(Dataset entries)
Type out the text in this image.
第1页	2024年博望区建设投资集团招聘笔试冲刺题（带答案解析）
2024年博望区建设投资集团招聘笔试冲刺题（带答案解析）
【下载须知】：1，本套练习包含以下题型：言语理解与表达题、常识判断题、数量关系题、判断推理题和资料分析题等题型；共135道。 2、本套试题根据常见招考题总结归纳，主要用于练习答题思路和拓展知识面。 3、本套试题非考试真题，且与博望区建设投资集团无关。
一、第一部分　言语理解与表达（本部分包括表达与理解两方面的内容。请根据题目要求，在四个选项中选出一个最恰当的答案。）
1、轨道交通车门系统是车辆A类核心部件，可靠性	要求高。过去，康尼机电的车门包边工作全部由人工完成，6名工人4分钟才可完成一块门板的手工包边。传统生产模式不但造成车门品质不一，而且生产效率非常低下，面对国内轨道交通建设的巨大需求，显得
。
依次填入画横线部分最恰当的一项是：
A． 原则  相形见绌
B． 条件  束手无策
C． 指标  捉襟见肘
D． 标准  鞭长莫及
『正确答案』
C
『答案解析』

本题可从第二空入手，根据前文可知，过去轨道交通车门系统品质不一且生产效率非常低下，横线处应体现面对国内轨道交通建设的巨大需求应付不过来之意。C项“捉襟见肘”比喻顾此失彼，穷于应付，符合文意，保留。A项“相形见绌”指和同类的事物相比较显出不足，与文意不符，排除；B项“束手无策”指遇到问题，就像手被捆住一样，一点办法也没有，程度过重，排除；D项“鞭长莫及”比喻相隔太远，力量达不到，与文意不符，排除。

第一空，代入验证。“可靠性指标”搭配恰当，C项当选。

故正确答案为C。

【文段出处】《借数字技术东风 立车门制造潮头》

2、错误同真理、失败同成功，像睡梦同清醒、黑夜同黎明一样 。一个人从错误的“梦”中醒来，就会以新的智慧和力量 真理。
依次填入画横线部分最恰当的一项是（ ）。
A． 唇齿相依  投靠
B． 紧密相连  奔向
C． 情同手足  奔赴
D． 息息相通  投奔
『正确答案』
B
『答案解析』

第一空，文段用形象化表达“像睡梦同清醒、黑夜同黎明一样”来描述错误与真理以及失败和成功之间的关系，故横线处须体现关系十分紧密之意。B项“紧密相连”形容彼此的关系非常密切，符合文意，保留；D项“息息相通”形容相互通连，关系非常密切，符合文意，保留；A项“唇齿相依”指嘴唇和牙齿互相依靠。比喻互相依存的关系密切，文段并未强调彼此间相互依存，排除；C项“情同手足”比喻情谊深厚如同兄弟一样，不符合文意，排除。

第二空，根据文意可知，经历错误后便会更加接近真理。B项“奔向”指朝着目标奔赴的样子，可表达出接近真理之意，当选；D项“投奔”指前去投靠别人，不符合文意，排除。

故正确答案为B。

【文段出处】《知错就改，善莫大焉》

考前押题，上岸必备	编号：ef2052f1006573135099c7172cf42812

Given request: Extract every line containing the string "束手无策" from the data above.

Written answer:
B． 条件  束手无策
本题可从第二空入手，根据前文可知，过去轨道交通车门系统品质不一且生产效率非常低下，横线处应体现面对国内轨道交通建设的巨大需求应付不过来之意。C项“捉襟见肘”比喻顾此失彼，穷于应付，符合文意，保留。A项“相形见绌”指和同类的事物相比较显出不足，与文意不符，排除；B项“束手无策”指遇到问题，就像手被捆住一样，一点办法也没有，程度过重，排除；D项“鞭长莫及”比喻相隔太远，力量达不到，与文意不符，排除。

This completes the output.